● **PROMPT A**:
Copy everything from "There is, of" down to "on ostentatious self-congratulation." in the passage on Australian cultural literacy below.
● **PROMPT B**:
According to the passage on Australian cultural literacy, what has cultural literacy been reduced to in popular culture?

● **SELECTED EXTRACT**:
>>>

There is, of course, a danger in overstating our cultural literacy. Too often we wear it not lightly enough. Although we have good reasons to celebrate Australian multiculturalism, particularly the nation-building success of immigration, we can verge on ostentatious self-congratulation.

In our popular culture, for example, cultural literacy has been reduced to culinary sophistication. If the old world of Europe had its ballet, opera and literature, the new world of Australia had its cultural temples in the form of fine dining. We venerate our chefs; indeed, we aspire to be masterchefs. It is no accident that so many of our most popular television programs involve the expression of so-called Modern Australian fusion. For many Australians, this represents the apogee of diversity.

<<<

[Dataset entries]
>>>

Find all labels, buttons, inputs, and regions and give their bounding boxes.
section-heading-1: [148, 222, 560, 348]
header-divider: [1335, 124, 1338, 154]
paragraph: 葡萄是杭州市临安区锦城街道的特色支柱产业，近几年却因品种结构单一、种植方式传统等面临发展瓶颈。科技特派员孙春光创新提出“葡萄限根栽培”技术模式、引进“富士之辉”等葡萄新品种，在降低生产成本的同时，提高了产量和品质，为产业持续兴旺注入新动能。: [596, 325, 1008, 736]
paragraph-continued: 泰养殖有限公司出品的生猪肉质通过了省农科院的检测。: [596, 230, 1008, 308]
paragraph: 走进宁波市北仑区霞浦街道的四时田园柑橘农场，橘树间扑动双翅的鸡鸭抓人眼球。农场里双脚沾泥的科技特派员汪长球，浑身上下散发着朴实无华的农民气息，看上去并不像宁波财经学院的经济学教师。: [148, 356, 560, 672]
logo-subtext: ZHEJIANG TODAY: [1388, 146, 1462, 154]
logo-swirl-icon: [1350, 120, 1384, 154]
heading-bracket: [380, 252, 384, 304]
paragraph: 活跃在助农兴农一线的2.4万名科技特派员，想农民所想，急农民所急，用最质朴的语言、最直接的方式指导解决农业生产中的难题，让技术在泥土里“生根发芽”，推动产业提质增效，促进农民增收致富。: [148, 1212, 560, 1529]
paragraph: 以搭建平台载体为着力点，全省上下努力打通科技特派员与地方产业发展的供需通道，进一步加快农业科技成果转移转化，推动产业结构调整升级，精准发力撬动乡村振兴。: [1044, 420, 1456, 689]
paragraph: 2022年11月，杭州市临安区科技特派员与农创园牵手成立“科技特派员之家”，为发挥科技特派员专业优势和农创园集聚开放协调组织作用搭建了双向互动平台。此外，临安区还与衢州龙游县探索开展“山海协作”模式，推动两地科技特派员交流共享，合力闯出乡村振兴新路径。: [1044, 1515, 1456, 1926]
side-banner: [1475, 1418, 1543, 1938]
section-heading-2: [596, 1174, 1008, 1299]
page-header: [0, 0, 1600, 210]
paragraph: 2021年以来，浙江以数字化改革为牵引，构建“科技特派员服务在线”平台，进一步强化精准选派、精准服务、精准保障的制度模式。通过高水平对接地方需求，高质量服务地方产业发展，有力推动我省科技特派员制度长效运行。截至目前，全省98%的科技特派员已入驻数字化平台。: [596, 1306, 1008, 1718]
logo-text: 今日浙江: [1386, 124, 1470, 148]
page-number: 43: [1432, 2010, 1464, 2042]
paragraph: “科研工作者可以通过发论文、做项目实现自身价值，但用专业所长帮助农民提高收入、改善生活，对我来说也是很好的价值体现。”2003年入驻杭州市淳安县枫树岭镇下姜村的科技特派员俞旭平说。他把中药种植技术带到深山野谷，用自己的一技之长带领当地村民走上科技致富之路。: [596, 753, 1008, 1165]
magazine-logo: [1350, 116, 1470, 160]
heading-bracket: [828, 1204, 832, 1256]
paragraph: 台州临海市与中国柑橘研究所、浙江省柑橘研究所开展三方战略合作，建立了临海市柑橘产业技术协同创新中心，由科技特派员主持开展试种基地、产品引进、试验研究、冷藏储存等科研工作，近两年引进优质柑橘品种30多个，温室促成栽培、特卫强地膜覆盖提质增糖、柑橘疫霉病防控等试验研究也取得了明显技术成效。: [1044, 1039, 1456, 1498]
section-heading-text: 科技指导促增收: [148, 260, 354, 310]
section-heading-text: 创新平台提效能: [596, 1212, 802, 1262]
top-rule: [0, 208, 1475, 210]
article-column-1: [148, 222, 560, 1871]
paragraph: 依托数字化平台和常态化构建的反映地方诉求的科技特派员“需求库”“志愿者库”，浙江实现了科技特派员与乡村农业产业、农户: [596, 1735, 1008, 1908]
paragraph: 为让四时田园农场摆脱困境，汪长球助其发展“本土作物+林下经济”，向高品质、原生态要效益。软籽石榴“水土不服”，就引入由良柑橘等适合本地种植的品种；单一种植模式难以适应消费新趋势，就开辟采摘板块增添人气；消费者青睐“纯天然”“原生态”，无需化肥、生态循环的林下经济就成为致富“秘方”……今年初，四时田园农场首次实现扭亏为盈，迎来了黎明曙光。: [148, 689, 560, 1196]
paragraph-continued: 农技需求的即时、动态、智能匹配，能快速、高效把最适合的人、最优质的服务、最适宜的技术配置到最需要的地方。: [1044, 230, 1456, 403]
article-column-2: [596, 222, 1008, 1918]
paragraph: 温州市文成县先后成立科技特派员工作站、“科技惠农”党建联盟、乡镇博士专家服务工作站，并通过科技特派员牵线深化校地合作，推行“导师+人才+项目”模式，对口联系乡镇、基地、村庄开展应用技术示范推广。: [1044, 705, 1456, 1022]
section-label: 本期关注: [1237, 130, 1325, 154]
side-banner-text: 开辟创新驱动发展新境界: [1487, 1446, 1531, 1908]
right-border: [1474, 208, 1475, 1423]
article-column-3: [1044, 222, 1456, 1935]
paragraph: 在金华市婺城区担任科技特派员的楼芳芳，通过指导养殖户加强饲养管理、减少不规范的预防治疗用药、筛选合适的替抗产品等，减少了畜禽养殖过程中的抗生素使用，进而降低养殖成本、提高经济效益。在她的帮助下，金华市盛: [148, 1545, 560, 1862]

<<<

● **TASK OUTPUT A**:
There is, of course, a danger in overstating our cultural literacy. Too often we wear it not lightly enough. Although we have good reasons to celebrate Australian multiculturalism, particularly the nation-building success of immigration, we can verge on ostentatious self-congratulation.

● **TASK OUTPUT B**:
Culinary sophistication.